Roxy Music’s silver fox brings his Rock & Roll Hall of Fame victory lap to Beantown
Bryan Ferry and his band didn’t get to the frenetic Roxy Music song “Do The Strand,” but one of its lines floated in my head during the show: “All styles served here.”
Ferry – inducted into the Rock and Roll Hall of Fame earlier this year with the band he co-founded – played an hour-and-45- minute set at Boston’s Opera House August 5th. This tour, and there are 14 more North American dates, has been talked about as his 21st century Avalon tour. Indeed, seven songs, including the first three (“India,” “The Main Thing” and “The Space Between”) came from that new wave era/mainstream breakthrough from 1983. Although Avalon may have been at the core of this gig, Ferry’s intent clearly was to serve all the styles, what he’s done as a solo artist and what he’s done as Roxy’s lead singer-main songwriter over the years.
It might have been jarring to some folks. The early Roxy songs played – “Editions,” “In Every Dream Home a Heartache” and “If There Is Something” – are not the smooth, sophisticated glide that later (let’s face it, more popular) works were. But, really, Ferry and company – his crack nine-piece band – made it all pretty seamless.

** Information given **
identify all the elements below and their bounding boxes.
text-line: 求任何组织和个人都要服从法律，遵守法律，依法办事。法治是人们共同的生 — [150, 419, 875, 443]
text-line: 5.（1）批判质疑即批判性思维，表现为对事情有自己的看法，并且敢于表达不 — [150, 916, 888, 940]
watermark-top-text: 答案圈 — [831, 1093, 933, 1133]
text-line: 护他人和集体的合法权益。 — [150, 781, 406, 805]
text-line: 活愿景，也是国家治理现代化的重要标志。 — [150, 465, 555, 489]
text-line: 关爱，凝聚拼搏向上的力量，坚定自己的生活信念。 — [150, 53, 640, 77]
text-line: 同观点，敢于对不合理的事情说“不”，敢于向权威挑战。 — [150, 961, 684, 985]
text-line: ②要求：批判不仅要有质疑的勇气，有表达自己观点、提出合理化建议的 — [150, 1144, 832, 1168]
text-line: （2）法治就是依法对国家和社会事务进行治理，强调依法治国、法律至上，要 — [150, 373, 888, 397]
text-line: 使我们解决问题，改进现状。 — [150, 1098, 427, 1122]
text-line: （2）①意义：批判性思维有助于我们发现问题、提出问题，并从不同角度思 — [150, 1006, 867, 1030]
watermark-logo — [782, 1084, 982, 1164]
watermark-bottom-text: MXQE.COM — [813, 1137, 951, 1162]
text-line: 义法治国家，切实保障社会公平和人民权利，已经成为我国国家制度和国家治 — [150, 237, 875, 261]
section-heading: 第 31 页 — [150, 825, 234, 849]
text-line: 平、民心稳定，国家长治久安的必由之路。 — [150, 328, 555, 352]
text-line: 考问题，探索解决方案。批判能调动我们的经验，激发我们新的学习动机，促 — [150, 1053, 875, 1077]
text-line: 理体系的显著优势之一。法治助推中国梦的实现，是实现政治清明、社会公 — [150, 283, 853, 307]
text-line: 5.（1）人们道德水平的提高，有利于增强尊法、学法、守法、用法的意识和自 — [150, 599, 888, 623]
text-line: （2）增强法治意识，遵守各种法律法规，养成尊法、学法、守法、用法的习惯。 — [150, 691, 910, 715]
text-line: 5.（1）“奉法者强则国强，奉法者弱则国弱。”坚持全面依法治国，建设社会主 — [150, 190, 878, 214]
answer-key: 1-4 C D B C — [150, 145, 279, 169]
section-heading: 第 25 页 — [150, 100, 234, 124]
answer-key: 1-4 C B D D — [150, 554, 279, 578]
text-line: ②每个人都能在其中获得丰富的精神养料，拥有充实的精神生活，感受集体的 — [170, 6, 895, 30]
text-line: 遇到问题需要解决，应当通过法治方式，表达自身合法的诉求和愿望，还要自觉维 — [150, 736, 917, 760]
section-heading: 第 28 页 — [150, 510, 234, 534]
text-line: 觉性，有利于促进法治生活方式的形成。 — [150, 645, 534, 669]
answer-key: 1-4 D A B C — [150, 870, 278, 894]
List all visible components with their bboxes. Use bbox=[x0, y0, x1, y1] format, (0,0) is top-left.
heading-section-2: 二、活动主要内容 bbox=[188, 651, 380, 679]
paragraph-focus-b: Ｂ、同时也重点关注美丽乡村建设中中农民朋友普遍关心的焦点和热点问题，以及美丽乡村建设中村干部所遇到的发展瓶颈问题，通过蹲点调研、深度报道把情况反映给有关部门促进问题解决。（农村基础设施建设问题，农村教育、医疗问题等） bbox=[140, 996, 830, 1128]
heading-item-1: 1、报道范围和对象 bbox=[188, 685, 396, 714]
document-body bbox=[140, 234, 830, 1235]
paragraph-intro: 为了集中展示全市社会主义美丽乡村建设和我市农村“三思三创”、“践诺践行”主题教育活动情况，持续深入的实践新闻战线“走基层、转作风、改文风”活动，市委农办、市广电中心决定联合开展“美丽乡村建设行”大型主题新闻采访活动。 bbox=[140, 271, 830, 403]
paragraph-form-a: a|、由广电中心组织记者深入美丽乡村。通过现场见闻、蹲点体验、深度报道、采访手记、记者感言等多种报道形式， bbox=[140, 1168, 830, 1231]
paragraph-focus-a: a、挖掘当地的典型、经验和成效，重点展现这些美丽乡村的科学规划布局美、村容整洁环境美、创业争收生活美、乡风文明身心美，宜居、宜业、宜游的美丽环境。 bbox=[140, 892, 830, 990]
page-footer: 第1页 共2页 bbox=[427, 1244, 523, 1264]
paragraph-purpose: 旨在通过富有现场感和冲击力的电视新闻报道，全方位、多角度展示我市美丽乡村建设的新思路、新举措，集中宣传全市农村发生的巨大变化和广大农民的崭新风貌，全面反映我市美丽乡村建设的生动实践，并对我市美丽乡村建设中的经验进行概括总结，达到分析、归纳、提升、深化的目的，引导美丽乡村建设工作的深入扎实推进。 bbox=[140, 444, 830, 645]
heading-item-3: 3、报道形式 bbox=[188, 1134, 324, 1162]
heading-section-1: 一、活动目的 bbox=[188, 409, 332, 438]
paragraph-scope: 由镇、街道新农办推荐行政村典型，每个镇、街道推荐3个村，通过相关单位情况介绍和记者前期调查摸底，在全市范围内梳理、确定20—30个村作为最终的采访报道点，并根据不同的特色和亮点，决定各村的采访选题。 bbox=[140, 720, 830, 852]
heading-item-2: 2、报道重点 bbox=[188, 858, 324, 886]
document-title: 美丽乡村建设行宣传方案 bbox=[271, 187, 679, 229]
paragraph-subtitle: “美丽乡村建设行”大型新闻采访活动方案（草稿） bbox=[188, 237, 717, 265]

** What this task involves **
Using the concert review, explain in one to three sentences why the show might have been jarring to some people. The items come from a separate source unrelated to the concert review.

** Task answer **
The early Roxy Music songs in the set, "Editions," "In Every Dream Home a Heartache" and "If There Is Something," lack the smooth, sophisticated glide of the band's later and more popular work. Even so, Ferry and his nine-piece band made it all pretty seamless.